* Set task: Exclude the pictures, then repeat the remaining data exactly.

* Data section:

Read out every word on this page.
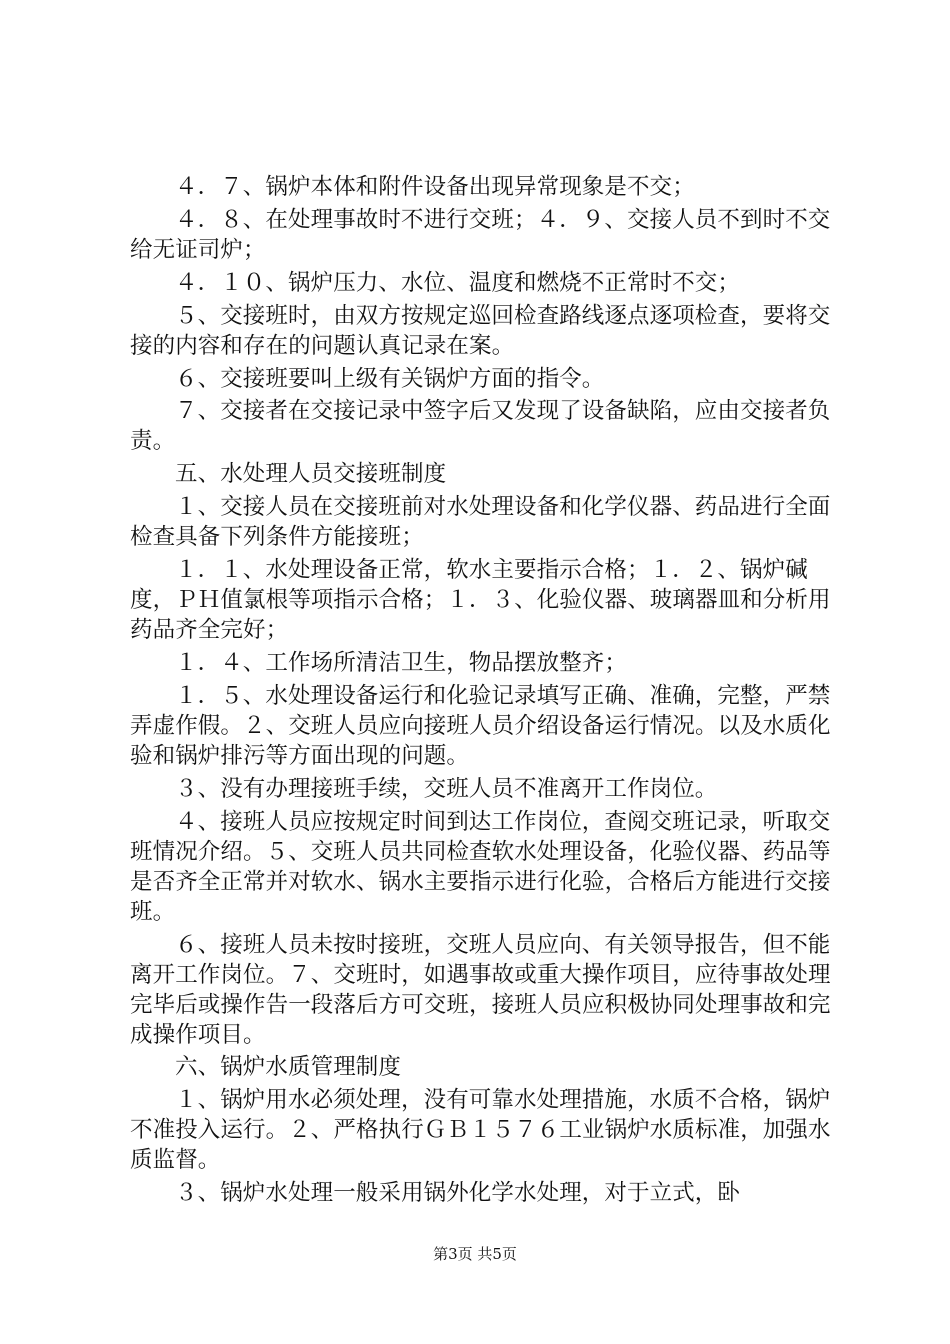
４．７、锅炉本体和附件设备出现异常现象是不交；

４．８、在处理事故时不进行交班；４．９、交接人员不到时不交给无证司炉；

４．１０、锅炉压力、水位、温度和燃烧不正常时不交；

５、交接班时，由双方按规定巡回检查路线逐点逐项检查，要将交接的内容和存在的问题认真记录在案。

６、交接班要叫上级有关锅炉方面的指令。

７、交接者在交接记录中签字后又发现了设备缺陷，应由交接者负责。

五、水处理人员交接班制度

１、交接人员在交接班前对水处理设备和化学仪器、药品进行全面检查具备下列条件方能接班；

１．１、水处理设备正常，软水主要指示合格；１．２、锅炉碱度，ＰＨ值氯根等项指示合格；１．３、化验仪器、玻璃器皿和分析用药品齐全完好；

１．４、工作场所清洁卫生，物品摆放整齐；

１．５、水处理设备运行和化验记录填写正确、准确，完整，严禁弄虚作假。２、交班人员应向接班人员介绍设备运行情况。以及水质化验和锅炉排污等方面出现的问题。

３、没有办理接班手续，交班人员不准离开工作岗位。

４、接班人员应按规定时间到达工作岗位，查阅交班记录，听取交班情况介绍。５、交班人员共同检查软水处理设备，化验仪器、药品等是否齐全正常并对软水、锅水主要指示进行化验，合格后方能进行交接班。

６、接班人员未按时接班，交班人员应向、有关领导报告，但不能离开工作岗位。７、交班时，如遇事故或重大操作项目，应待事故处理完毕后或操作告一段落后方可交班，接班人员应积极协同处理事故和完成操作项目。

六、锅炉水质管理制度

１、锅炉用水必须处理，没有可靠水处理措施，水质不合格，锅炉不准投入运行。２、严格执行ＧＢ１５７６工业锅炉水质标准，加强水质监督。

３、锅炉水处理一般采用锅外化学水处理，对于立式，卧

第3页 共5页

* Complete answer:
Read out every word on this page.
４．７、锅炉本体和附件设备出现异常现象是不交；

４．８、在处理事故时不进行交班；４．９、交接人员不到时不交给无证司炉；

４．１０、锅炉压力、水位、温度和燃烧不正常时不交；

５、交接班时，由双方按规定巡回检查路线逐点逐项检查，要将交接的内容和存在的问题认真记录在案。

６、交接班要叫上级有关锅炉方面的指令。

７、交接者在交接记录中签字后又发现了设备缺陷，应由交接者负责。

五、水处理人员交接班制度

１、交接人员在交接班前对水处理设备和化学仪器、药品进行全面检查具备下列条件方能接班；

１．１、水处理设备正常，软水主要指示合格；１．２、锅炉碱度，ＰＨ值氯根等项指示合格；１．３、化验仪器、玻璃器皿和分析用药品齐全完好；

１．４、工作场所清洁卫生，物品摆放整齐；

１．５、水处理设备运行和化验记录填写正确、准确，完整，严禁弄虚作假。２、交班人员应向接班人员介绍设备运行情况。以及水质化验和锅炉排污等方面出现的问题。

３、没有办理接班手续，交班人员不准离开工作岗位。

４、接班人员应按规定时间到达工作岗位，查阅交班记录，听取交班情况介绍。５、交班人员共同检查软水处理设备，化验仪器、药品等是否齐全正常并对软水、锅水主要指示进行化验，合格后方能进行交接班。

６、接班人员未按时接班，交班人员应向、有关领导报告，但不能离开工作岗位。７、交班时，如遇事故或重大操作项目，应待事故处理完毕后或操作告一段落后方可交班，接班人员应积极协同处理事故和完成操作项目。

六、锅炉水质管理制度

１、锅炉用水必须处理，没有可靠水处理措施，水质不合格，锅炉不准投入运行。２、严格执行ＧＢ１５７６工业锅炉水质标准，加强水质监督。

３、锅炉水处理一般采用锅外化学水处理，对于立式，卧

第3页 共5页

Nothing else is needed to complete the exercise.